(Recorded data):

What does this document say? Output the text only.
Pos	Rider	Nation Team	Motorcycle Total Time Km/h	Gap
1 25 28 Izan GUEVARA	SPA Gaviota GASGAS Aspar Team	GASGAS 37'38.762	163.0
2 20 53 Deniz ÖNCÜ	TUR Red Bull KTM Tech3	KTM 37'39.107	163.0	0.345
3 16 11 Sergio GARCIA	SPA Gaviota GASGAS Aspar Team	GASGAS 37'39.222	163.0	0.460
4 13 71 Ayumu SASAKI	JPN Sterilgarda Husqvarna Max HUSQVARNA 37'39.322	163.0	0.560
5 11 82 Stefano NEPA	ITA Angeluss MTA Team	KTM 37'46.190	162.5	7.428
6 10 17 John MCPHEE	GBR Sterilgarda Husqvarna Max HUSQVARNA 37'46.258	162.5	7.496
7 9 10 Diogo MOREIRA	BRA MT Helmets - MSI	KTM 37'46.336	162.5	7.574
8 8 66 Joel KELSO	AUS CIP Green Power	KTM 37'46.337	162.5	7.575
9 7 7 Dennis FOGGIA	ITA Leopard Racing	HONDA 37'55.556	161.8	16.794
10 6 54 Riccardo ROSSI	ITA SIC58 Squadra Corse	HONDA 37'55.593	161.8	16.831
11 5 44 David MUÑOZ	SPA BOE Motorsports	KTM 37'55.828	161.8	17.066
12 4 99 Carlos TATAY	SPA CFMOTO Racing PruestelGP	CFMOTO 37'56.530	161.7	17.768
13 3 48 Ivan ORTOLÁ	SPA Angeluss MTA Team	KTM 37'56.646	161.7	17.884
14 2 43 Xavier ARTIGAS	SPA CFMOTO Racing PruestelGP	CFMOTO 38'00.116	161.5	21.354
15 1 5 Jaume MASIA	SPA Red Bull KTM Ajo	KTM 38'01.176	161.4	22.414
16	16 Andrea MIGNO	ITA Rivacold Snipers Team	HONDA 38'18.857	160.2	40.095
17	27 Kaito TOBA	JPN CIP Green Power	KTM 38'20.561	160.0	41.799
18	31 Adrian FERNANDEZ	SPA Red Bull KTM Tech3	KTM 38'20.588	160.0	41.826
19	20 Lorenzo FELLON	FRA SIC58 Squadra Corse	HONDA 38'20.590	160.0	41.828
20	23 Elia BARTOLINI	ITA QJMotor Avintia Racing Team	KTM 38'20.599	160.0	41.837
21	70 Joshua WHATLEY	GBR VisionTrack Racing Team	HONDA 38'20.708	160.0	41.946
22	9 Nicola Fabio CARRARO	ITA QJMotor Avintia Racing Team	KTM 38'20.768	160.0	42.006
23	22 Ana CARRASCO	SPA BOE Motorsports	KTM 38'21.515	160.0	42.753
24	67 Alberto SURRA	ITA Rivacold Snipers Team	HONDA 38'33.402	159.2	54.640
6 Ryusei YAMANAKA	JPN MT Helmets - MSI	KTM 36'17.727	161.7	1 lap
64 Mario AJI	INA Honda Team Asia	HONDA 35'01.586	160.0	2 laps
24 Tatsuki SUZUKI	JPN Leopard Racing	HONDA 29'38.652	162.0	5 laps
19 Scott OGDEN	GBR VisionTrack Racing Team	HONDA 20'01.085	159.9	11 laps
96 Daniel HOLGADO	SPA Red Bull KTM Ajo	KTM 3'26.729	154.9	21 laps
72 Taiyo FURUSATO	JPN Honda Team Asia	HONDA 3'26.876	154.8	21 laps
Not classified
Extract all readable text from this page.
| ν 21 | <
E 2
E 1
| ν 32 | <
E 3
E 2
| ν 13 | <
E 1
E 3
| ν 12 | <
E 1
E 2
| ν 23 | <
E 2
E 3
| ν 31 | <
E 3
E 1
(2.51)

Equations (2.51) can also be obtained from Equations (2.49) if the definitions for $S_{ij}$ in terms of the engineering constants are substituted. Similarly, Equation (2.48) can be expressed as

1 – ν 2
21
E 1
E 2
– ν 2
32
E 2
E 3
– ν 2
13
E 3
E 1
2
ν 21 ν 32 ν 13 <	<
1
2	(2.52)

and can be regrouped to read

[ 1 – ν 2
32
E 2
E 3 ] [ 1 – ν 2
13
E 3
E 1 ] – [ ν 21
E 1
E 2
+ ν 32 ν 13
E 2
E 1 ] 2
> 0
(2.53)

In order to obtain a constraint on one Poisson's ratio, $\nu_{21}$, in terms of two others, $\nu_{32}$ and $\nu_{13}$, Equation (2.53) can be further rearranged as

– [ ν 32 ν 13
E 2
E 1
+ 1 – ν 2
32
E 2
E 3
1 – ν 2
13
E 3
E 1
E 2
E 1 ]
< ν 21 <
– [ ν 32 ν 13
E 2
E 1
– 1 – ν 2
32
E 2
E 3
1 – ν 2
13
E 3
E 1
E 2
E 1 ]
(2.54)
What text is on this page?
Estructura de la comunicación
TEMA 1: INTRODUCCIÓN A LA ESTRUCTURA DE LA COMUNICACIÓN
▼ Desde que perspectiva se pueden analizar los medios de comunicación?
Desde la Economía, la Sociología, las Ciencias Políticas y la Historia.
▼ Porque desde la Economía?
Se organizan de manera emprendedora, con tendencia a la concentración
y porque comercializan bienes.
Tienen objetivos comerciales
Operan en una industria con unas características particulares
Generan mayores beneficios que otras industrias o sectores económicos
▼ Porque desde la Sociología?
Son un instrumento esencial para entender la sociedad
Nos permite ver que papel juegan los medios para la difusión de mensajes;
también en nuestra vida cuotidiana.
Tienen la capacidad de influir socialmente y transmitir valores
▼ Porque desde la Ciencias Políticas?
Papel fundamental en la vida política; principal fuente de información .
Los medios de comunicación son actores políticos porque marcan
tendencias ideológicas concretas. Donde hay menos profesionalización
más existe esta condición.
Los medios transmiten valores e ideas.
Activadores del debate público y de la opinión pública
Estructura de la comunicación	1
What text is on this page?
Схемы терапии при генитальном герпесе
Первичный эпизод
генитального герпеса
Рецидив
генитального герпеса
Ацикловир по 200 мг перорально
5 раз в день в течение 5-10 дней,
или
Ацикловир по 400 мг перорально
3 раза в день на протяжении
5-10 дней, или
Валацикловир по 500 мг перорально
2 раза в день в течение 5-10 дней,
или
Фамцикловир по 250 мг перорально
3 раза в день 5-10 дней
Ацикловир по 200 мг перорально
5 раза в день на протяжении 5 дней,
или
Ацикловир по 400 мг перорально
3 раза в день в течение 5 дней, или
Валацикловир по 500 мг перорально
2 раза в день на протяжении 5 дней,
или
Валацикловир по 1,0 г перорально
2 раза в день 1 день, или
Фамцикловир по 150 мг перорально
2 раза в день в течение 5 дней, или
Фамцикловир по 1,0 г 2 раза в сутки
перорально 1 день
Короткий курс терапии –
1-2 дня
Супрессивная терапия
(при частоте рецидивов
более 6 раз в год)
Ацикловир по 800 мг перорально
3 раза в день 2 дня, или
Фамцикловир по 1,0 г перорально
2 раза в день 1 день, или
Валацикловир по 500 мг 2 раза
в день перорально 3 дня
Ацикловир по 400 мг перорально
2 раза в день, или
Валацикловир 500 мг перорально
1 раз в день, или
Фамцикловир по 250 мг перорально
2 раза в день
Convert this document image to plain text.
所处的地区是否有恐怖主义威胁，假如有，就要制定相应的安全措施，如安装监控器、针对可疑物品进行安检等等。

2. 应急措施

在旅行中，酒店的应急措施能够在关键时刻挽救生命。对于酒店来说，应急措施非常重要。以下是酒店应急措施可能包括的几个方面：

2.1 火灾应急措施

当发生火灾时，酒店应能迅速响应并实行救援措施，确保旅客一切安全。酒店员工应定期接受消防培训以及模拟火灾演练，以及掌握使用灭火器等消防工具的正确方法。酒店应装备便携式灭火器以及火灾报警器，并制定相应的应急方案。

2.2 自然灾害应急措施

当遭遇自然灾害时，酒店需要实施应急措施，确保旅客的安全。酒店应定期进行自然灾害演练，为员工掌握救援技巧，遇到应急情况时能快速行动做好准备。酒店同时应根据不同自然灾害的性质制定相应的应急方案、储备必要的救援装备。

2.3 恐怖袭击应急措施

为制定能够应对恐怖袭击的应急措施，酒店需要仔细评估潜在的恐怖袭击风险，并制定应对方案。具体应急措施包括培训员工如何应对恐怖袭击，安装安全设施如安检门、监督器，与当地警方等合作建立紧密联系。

(PROBLEM TO SOLVE): Include both ends. Return the line holding "Convert this document image to plain text." and all lines after it in the records above, exactly as written.

(RIGHT ANSWER):
Convert this document image to plain text.
所处的地区是否有恐怖主义威胁，假如有，就要制定相应的安全措施，如安装监控器、针对可疑物品进行安检等等。

2. 应急措施

在旅行中，酒店的应急措施能够在关键时刻挽救生命。对于酒店来说，应急措施非常重要。以下是酒店应急措施可能包括的几个方面：

2.1 火灾应急措施

当发生火灾时，酒店应能迅速响应并实行救援措施，确保旅客一切安全。酒店员工应定期接受消防培训以及模拟火灾演练，以及掌握使用灭火器等消防工具的正确方法。酒店应装备便携式灭火器以及火灾报警器，并制定相应的应急方案。

2.2 自然灾害应急措施

当遭遇自然灾害时，酒店需要实施应急措施，确保旅客的安全。酒店应定期进行自然灾害演练，为员工掌握救援技巧，遇到应急情况时能快速行动做好准备。酒店同时应根据不同自然灾害的性质制定相应的应急方案、储备必要的救援装备。

2.3 恐怖袭击应急措施

为制定能够应对恐怖袭击的应急措施，酒店需要仔细评估潜在的恐怖袭击风险，并制定应对方案。具体应急措施包括培训员工如何应对恐怖袭击，安装安全设施如安检门、监督器，与当地警方等合作建立紧密联系。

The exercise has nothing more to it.